What you should do
Print the entries verbatim, leaving out the images they contain.
═════ Given data
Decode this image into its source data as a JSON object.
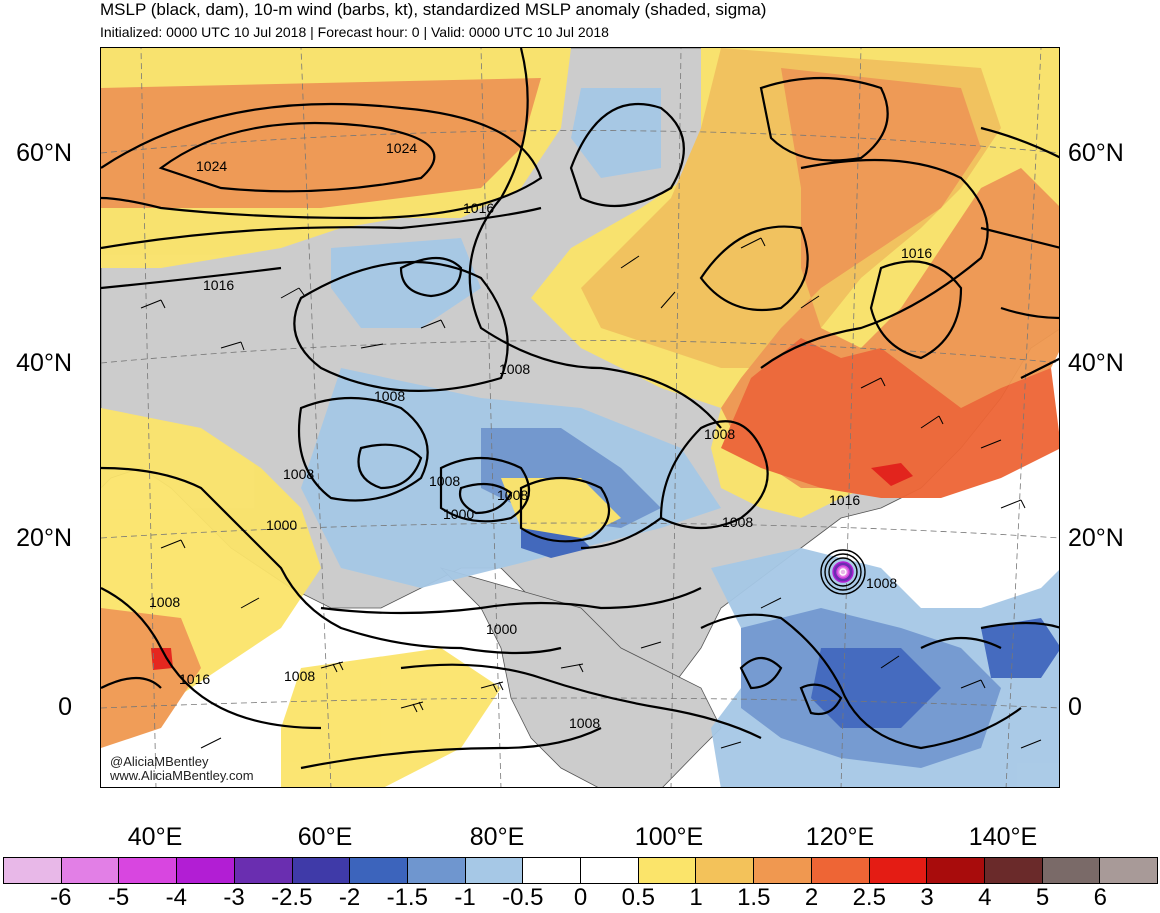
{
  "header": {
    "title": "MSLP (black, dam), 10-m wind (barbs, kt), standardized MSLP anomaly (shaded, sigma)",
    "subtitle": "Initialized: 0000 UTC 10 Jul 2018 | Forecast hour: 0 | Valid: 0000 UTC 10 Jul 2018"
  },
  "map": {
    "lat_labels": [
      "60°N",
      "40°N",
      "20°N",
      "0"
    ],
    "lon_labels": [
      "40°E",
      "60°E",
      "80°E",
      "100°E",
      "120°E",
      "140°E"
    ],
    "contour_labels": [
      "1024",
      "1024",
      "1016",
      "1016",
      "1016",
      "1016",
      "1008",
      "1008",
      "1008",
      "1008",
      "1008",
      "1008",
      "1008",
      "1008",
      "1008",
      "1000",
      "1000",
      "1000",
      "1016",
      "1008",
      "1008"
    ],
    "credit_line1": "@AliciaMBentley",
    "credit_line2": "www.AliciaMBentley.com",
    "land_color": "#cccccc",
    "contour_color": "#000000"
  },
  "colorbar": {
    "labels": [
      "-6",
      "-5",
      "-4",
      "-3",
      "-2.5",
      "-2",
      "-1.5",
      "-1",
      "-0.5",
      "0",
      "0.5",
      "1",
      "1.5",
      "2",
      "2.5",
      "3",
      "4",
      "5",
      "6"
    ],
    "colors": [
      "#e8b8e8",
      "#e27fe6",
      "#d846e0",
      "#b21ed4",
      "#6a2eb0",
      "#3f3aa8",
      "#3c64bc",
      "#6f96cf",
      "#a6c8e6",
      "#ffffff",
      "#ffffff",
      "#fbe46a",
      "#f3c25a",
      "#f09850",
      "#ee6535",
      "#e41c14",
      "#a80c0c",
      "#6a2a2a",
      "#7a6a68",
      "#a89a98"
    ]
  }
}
══════════
Reply to the task
Decode this image into its source data as a JSON object.
{
  "header": {
    "title": "MSLP (black, dam), 10-m wind (barbs, kt), standardized MSLP anomaly (shaded, sigma)",
    "subtitle": "Initialized: 0000 UTC 10 Jul 2018 | Forecast hour: 0 | Valid: 0000 UTC 10 Jul 2018"
  },
  "map": {
    "lat_labels": [
      "60°N",
      "40°N",
      "20°N",
      "0"
    ],
    "lon_labels": [
      "40°E",
      "60°E",
      "80°E",
      "100°E",
      "120°E",
      "140°E"
    ],
    "contour_labels": [
      "1024",
      "1024",
      "1016",
      "1016",
      "1016",
      "1016",
      "1008",
      "1008",
      "1008",
      "1008",
      "1008",
      "1008",
      "1008",
      "1008",
      "1008",
      "1000",
      "1000",
      "1000",
      "1016",
      "1008",
      "1008"
    ],
    "credit_line1": "@AliciaMBentley",
    "credit_line2": "www.AliciaMBentley.com",
    "land_color": "#cccccc",
    "contour_color": "#000000"
  },
  "colorbar": {
    "labels": [
      "-6",
      "-5",
      "-4",
      "-3",
      "-2.5",
      "-2",
      "-1.5",
      "-1",
      "-0.5",
      "0",
      "0.5",
      "1",
      "1.5",
      "2",
      "2.5",
      "3",
      "4",
      "5",
      "6"
    ],
    "colors": [
      "#e8b8e8",
      "#e27fe6",
      "#d846e0",
      "#b21ed4",
      "#6a2eb0",
      "#3f3aa8",
      "#3c64bc",
      "#6f96cf",
      "#a6c8e6",
      "#ffffff",
      "#ffffff",
      "#fbe46a",
      "#f3c25a",
      "#f09850",
      "#ee6535",
      "#e41c14",
      "#a80c0c",
      "#6a2a2a",
      "#7a6a68",
      "#a89a98"
    ]
  }
}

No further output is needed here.